### DATASET RECORDS

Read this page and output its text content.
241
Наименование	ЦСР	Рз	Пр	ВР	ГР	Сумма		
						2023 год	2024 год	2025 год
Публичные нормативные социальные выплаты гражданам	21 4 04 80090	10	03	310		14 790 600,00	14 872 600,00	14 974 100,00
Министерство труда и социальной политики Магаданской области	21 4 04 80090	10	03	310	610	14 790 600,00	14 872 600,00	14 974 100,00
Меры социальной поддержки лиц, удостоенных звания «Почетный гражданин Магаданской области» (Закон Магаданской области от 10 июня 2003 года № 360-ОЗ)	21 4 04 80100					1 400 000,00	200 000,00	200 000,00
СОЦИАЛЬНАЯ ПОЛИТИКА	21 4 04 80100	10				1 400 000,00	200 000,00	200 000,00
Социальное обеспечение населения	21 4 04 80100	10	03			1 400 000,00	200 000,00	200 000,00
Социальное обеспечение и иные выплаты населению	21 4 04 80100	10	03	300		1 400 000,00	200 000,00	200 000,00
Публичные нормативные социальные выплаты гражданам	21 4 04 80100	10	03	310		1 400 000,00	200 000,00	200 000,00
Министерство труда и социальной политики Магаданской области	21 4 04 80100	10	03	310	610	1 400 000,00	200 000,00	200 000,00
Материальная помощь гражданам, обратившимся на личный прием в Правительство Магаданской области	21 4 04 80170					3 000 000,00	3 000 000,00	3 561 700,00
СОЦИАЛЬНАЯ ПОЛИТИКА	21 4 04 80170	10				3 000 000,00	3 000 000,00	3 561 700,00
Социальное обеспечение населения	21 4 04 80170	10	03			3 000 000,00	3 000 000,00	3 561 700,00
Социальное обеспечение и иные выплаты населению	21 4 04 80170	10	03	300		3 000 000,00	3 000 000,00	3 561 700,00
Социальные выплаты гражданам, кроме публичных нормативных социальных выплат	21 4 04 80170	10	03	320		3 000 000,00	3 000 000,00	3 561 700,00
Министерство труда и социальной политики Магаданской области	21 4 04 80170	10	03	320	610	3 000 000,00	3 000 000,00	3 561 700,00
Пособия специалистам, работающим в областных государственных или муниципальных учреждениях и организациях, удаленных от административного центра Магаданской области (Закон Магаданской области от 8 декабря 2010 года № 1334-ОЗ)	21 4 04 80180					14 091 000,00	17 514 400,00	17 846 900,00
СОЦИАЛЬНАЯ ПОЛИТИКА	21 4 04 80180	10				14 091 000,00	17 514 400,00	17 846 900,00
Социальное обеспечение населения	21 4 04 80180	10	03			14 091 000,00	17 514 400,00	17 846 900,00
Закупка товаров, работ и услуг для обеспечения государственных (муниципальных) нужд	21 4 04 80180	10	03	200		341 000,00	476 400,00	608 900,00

######

## EXERCISE BRIEF
Restate the whole of the material exactly.

## OUTPUT FOR THIS TASK
Read this page and output its text content.
241
Наименование	ЦСР	Рз	Пр	ВР	ГР	Сумма		
						2023 год	2024 год	2025 год
Публичные нормативные социальные выплаты гражданам	21 4 04 80090	10	03	310		14 790 600,00	14 872 600,00	14 974 100,00
Министерство труда и социальной политики Магаданской области	21 4 04 80090	10	03	310	610	14 790 600,00	14 872 600,00	14 974 100,00
Меры социальной поддержки лиц, удостоенных звания «Почетный гражданин Магаданской области» (Закон Магаданской области от 10 июня 2003 года № 360-ОЗ)	21 4 04 80100					1 400 000,00	200 000,00	200 000,00
СОЦИАЛЬНАЯ ПОЛИТИКА	21 4 04 80100	10				1 400 000,00	200 000,00	200 000,00
Социальное обеспечение населения	21 4 04 80100	10	03			1 400 000,00	200 000,00	200 000,00
Социальное обеспечение и иные выплаты населению	21 4 04 80100	10	03	300		1 400 000,00	200 000,00	200 000,00
Публичные нормативные социальные выплаты гражданам	21 4 04 80100	10	03	310		1 400 000,00	200 000,00	200 000,00
Министерство труда и социальной политики Магаданской области	21 4 04 80100	10	03	310	610	1 400 000,00	200 000,00	200 000,00
Материальная помощь гражданам, обратившимся на личный прием в Правительство Магаданской области	21 4 04 80170					3 000 000,00	3 000 000,00	3 561 700,00
СОЦИАЛЬНАЯ ПОЛИТИКА	21 4 04 80170	10				3 000 000,00	3 000 000,00	3 561 700,00
Социальное обеспечение населения	21 4 04 80170	10	03			3 000 000,00	3 000 000,00	3 561 700,00
Социальное обеспечение и иные выплаты населению	21 4 04 80170	10	03	300		3 000 000,00	3 000 000,00	3 561 700,00
Социальные выплаты гражданам, кроме публичных нормативных социальных выплат	21 4 04 80170	10	03	320		3 000 000,00	3 000 000,00	3 561 700,00
Министерство труда и социальной политики Магаданской области	21 4 04 80170	10	03	320	610	3 000 000,00	3 000 000,00	3 561 700,00
Пособия специалистам, работающим в областных государственных или муниципальных учреждениях и организациях, удаленных от административного центра Магаданской области (Закон Магаданской области от 8 декабря 2010 года № 1334-ОЗ)	21 4 04 80180					14 091 000,00	17 514 400,00	17 846 900,00
СОЦИАЛЬНАЯ ПОЛИТИКА	21 4 04 80180	10				14 091 000,00	17 514 400,00	17 846 900,00
Социальное обеспечение населения	21 4 04 80180	10	03			14 091 000,00	17 514 400,00	17 846 900,00
Закупка товаров, работ и услуг для обеспечения государственных (муниципальных) нужд	21 4 04 80180	10	03	200		341 000,00	476 400,00	608 900,00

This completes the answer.